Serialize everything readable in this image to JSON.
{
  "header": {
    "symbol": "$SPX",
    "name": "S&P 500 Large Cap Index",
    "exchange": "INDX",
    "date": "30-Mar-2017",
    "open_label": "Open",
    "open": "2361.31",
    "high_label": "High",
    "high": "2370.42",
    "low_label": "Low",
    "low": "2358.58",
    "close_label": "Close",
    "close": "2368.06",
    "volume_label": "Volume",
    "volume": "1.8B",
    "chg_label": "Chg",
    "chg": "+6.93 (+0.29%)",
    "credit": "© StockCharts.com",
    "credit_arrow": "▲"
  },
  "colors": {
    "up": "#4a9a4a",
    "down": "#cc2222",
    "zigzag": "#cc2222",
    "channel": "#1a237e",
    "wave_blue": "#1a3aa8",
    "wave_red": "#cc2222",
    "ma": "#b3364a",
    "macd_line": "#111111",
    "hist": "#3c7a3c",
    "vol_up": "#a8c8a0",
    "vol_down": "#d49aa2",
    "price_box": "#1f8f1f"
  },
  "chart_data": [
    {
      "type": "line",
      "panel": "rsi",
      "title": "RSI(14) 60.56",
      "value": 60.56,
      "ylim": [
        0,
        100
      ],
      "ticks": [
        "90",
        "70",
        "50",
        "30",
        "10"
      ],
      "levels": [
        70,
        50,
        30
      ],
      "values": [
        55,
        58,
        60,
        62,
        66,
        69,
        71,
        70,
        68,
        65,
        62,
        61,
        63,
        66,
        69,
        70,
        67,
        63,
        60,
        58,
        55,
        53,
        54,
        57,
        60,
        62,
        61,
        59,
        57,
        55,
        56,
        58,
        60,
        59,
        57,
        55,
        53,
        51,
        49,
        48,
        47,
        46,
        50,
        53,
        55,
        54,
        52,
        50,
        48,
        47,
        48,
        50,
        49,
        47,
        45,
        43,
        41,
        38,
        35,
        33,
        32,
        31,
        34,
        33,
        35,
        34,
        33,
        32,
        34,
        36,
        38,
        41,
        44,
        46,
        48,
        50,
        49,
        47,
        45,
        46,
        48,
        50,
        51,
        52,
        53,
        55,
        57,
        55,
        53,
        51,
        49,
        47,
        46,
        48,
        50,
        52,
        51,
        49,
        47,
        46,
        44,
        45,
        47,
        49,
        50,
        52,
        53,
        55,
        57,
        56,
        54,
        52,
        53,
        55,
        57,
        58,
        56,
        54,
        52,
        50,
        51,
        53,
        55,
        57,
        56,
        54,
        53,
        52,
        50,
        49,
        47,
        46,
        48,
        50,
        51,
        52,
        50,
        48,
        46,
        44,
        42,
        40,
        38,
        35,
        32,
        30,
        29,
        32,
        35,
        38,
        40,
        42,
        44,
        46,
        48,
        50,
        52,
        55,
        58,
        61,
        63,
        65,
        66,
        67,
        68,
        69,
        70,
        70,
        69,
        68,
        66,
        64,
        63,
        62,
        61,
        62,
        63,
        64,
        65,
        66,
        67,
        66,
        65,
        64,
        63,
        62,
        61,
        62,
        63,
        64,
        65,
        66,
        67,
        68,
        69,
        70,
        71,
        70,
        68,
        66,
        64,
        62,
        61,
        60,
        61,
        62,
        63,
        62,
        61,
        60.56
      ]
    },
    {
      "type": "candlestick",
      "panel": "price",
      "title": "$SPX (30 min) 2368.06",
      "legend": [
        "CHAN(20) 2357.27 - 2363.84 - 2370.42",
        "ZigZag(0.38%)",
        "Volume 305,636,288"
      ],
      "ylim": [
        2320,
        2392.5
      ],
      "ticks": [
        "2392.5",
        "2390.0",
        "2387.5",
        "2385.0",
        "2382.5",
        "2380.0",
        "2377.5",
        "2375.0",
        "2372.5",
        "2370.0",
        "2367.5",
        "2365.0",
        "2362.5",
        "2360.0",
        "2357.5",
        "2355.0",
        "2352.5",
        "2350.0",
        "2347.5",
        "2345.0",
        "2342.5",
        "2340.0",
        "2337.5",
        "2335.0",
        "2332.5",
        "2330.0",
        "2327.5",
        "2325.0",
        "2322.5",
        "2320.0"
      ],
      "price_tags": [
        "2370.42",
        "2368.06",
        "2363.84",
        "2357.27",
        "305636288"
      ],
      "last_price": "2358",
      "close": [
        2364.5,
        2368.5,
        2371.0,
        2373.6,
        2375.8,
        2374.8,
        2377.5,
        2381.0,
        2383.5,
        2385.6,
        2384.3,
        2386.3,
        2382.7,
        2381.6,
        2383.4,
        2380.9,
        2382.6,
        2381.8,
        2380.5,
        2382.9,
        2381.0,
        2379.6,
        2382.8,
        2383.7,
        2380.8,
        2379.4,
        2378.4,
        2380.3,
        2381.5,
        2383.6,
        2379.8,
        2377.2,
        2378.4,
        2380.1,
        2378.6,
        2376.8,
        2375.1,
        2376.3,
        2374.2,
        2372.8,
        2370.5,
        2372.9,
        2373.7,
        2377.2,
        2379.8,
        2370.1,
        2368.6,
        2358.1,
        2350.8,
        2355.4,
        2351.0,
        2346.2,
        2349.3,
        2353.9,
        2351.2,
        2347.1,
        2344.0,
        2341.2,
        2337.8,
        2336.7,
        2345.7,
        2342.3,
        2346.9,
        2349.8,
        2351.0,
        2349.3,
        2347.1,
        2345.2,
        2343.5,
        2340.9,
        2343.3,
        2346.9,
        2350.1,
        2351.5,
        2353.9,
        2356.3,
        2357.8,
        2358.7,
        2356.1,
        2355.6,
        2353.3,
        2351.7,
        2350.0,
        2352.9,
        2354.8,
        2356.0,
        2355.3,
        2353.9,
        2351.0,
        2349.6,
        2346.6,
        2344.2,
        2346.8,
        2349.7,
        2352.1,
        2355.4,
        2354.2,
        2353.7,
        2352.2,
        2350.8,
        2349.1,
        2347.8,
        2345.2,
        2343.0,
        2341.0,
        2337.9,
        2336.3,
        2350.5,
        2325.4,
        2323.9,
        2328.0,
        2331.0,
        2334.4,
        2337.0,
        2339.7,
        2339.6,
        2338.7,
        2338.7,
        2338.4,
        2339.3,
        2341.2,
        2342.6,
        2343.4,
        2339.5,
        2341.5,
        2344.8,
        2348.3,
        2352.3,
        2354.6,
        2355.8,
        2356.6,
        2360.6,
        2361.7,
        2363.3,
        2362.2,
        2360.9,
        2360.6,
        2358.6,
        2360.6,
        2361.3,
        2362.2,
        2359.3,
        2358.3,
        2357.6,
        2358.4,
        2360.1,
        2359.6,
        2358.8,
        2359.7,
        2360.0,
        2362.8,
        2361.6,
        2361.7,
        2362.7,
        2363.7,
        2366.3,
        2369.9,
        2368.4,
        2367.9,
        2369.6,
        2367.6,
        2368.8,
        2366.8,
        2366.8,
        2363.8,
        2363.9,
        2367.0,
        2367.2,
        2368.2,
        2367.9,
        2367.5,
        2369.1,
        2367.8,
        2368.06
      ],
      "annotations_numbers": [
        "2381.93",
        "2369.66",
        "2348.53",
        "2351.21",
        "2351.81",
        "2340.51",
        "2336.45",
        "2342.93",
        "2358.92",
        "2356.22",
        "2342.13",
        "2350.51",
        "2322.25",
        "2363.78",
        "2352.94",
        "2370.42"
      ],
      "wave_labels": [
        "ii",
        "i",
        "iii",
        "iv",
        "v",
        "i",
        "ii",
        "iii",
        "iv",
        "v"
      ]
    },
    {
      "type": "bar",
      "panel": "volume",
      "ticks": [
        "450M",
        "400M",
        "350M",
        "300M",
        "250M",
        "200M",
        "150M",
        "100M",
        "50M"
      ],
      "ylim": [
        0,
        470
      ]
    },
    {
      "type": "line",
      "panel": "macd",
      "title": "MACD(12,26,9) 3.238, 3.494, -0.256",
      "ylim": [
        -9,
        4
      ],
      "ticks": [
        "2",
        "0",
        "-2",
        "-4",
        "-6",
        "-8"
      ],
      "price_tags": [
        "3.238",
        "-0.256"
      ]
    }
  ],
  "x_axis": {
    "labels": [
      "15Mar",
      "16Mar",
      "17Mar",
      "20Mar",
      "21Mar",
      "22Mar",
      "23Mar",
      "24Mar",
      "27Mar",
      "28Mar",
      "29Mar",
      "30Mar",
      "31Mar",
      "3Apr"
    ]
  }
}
•••••
▶ TASK STATEMENT
Identify all lines in the records above with the word "type".

▶ REPLY TO THE TASK
      "type": "line",
      "type": "candlestick",
      "type": "bar",
      "type": "line",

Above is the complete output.